Directions:
Set down all of the entries word for word, omitting the images they contain.

Data for this task:
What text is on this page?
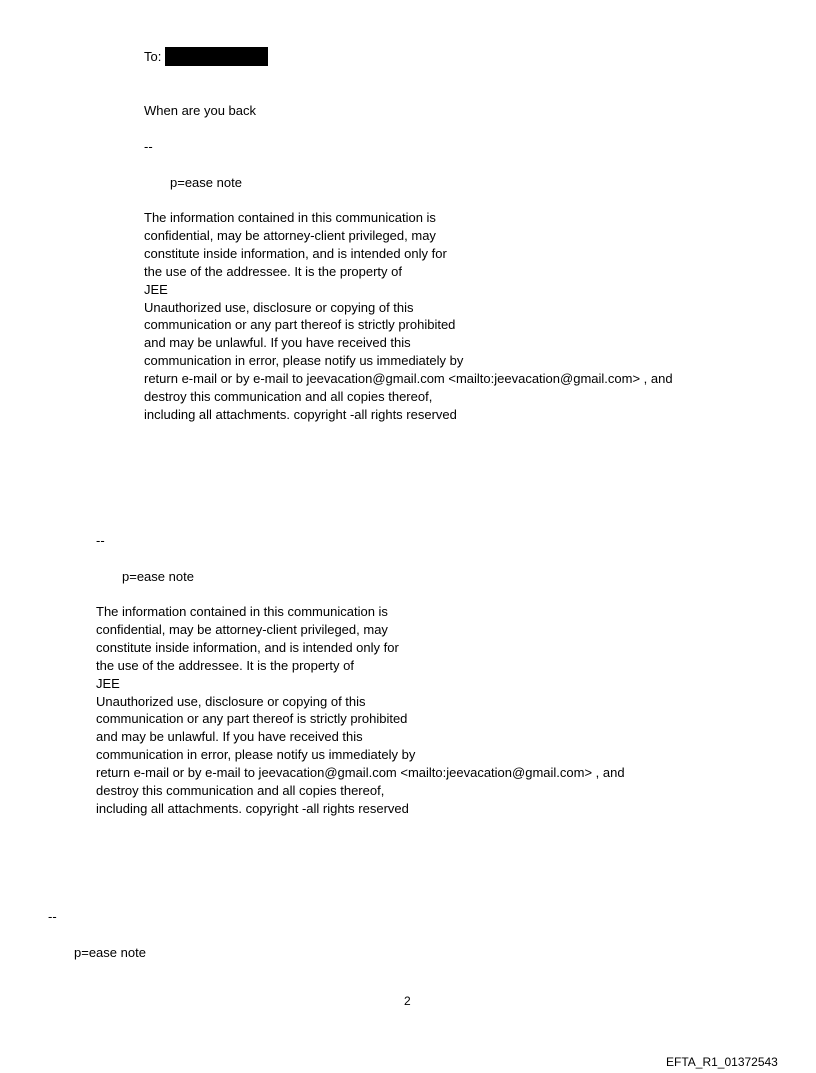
To:
When are you back
--
p=ease note

The information contained in this communication is

confidential, may be attorney-client privileged, may

constitute inside information, and is intended only for

the use of the addressee. It is the property of

JEE

Unauthorized use, disclosure or copying of this

communication or any part thereof is strictly prohibited

and may be unlawful. If you have received this

communication in error, please notify us immediately by

return e-mail or by e-mail to jeevacation@gmail.com <mailto:jeevacation@gmail.com> , and

destroy this communication and all copies thereof,

including all attachments. copyright -all rights reserved

--
p=ease note

The information contained in this communication is

confidential, may be attorney-client privileged, may

constitute inside information, and is intended only for

the use of the addressee. It is the property of

JEE

Unauthorized use, disclosure or copying of this

communication or any part thereof is strictly prohibited

and may be unlawful. If you have received this

communication in error, please notify us immediately by

return e-mail or by e-mail to jeevacation@gmail.com <mailto:jeevacation@gmail.com> , and

destroy this communication and all copies thereof,

including all attachments. copyright -all rights reserved

--
p=ease note
2
EFTA_R1_01372543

Full output:
What text is on this page?
To:
When are you back
--
p=ease note

The information contained in this communication is

confidential, may be attorney-client privileged, may

constitute inside information, and is intended only for

the use of the addressee. It is the property of

JEE

Unauthorized use, disclosure or copying of this

communication or any part thereof is strictly prohibited

and may be unlawful. If you have received this

communication in error, please notify us immediately by

return e-mail or by e-mail to jeevacation@gmail.com <mailto:jeevacation@gmail.com> , and

destroy this communication and all copies thereof,

including all attachments. copyright -all rights reserved

--
p=ease note

The information contained in this communication is

confidential, may be attorney-client privileged, may

constitute inside information, and is intended only for

the use of the addressee. It is the property of

JEE

Unauthorized use, disclosure or copying of this

communication or any part thereof is strictly prohibited

and may be unlawful. If you have received this

communication in error, please notify us immediately by

return e-mail or by e-mail to jeevacation@gmail.com <mailto:jeevacation@gmail.com> , and

destroy this communication and all copies thereof,

including all attachments. copyright -all rights reserved

--
p=ease note
2
EFTA_R1_01372543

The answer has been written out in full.